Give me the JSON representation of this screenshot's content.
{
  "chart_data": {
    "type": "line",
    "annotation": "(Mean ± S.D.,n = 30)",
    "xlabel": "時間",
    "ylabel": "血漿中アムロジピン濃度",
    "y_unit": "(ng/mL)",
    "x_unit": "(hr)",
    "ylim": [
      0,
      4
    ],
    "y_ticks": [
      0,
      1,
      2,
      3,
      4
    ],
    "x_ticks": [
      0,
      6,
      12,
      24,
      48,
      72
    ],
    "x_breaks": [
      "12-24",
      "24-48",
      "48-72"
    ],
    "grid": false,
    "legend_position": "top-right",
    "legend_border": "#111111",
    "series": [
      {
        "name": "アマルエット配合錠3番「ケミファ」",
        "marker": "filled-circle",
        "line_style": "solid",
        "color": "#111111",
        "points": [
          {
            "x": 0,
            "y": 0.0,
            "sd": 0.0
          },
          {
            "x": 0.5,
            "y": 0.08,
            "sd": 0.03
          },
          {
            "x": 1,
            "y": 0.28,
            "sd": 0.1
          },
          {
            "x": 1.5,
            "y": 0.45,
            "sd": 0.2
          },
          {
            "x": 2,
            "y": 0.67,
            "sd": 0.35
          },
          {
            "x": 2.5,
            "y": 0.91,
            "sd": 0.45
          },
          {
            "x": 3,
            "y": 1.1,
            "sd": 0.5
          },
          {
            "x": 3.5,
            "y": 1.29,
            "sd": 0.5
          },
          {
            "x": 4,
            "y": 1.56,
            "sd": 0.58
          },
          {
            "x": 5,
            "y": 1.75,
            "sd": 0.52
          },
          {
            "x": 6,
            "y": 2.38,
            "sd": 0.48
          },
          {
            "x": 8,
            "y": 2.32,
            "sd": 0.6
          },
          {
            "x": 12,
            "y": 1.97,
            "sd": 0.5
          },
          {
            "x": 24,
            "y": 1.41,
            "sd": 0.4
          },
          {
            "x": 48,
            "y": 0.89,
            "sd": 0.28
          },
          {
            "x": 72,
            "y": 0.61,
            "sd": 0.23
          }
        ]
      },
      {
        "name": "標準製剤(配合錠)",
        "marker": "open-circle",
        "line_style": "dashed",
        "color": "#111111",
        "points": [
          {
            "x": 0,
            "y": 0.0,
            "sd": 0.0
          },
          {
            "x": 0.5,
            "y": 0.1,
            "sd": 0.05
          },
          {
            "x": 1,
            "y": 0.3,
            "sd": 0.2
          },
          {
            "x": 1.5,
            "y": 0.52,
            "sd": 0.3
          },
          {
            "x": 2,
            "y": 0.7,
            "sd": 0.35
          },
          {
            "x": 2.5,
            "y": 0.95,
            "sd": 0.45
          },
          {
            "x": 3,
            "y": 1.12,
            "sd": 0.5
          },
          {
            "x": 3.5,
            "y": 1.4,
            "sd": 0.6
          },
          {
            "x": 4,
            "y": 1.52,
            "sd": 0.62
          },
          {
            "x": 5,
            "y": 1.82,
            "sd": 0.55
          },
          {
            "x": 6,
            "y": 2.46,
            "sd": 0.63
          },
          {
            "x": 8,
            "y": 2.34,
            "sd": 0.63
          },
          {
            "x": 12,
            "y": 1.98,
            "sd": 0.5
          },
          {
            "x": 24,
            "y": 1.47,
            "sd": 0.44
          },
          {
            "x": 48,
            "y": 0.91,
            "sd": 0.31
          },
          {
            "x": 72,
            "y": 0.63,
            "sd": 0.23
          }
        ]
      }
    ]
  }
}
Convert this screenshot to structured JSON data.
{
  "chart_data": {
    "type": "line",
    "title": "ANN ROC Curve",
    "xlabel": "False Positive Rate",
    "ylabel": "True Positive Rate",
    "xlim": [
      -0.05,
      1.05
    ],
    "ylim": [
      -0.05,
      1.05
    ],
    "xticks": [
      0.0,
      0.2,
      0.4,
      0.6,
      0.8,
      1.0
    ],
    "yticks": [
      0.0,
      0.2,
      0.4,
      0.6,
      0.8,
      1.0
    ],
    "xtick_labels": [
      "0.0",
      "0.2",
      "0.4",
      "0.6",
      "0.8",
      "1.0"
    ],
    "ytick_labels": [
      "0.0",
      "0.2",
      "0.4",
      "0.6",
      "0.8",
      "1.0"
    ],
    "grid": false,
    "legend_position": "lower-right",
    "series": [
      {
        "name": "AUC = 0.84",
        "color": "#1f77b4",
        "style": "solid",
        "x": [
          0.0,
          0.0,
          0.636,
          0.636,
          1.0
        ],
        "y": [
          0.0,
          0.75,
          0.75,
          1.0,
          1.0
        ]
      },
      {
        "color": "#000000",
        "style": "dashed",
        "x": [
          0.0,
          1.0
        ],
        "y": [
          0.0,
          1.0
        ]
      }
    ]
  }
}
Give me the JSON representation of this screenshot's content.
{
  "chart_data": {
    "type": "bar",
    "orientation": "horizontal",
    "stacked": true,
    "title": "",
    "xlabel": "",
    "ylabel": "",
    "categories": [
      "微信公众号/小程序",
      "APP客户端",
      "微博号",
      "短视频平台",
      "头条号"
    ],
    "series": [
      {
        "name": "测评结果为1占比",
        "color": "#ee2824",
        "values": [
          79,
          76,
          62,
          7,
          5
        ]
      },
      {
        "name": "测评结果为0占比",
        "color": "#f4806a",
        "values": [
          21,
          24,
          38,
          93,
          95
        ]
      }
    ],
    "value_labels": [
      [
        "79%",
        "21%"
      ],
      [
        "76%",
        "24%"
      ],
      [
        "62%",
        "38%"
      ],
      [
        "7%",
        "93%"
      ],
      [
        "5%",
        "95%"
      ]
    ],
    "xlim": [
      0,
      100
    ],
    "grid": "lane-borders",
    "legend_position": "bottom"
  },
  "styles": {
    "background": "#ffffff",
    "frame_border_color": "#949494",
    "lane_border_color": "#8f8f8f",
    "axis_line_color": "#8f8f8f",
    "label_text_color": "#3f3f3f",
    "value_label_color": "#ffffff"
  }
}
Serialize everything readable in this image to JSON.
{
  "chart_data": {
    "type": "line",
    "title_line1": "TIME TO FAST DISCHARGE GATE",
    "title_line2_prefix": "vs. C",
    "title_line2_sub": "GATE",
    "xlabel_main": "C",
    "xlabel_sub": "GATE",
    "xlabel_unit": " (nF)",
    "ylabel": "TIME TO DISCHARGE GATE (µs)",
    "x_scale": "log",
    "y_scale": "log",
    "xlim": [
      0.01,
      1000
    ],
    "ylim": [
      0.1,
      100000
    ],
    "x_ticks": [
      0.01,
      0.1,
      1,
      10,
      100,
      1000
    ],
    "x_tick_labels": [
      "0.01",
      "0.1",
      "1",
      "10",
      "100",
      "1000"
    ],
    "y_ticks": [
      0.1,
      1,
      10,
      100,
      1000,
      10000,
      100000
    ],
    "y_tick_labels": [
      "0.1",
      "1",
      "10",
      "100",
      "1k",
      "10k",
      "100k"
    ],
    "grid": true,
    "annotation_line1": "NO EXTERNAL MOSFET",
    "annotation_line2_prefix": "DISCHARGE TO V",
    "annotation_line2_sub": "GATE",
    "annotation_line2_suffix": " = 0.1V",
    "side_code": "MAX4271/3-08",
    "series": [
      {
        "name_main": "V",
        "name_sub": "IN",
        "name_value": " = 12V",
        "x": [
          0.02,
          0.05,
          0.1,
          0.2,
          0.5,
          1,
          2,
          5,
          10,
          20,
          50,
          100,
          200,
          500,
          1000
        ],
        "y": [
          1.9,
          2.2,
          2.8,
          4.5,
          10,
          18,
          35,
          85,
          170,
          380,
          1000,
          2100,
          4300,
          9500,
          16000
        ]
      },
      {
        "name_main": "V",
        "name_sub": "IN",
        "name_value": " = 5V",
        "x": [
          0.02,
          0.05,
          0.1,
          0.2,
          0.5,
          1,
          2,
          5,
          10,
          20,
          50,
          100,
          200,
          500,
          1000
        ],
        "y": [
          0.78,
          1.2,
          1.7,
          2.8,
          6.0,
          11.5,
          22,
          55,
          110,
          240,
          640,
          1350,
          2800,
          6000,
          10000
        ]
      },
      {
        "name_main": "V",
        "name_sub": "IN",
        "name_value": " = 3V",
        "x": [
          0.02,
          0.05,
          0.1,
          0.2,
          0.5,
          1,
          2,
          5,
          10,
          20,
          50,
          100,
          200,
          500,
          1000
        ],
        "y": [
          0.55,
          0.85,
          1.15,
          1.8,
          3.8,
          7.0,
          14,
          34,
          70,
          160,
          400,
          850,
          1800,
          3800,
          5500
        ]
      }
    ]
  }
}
==*==
Extract every line above containing the word "JSON".

> [Full response]
Give me the JSON representation of this screenshot's content.
Convert this screenshot to structured JSON data.
Give me the JSON representation of this screenshot's content.
Serialize everything readable in this image to JSON.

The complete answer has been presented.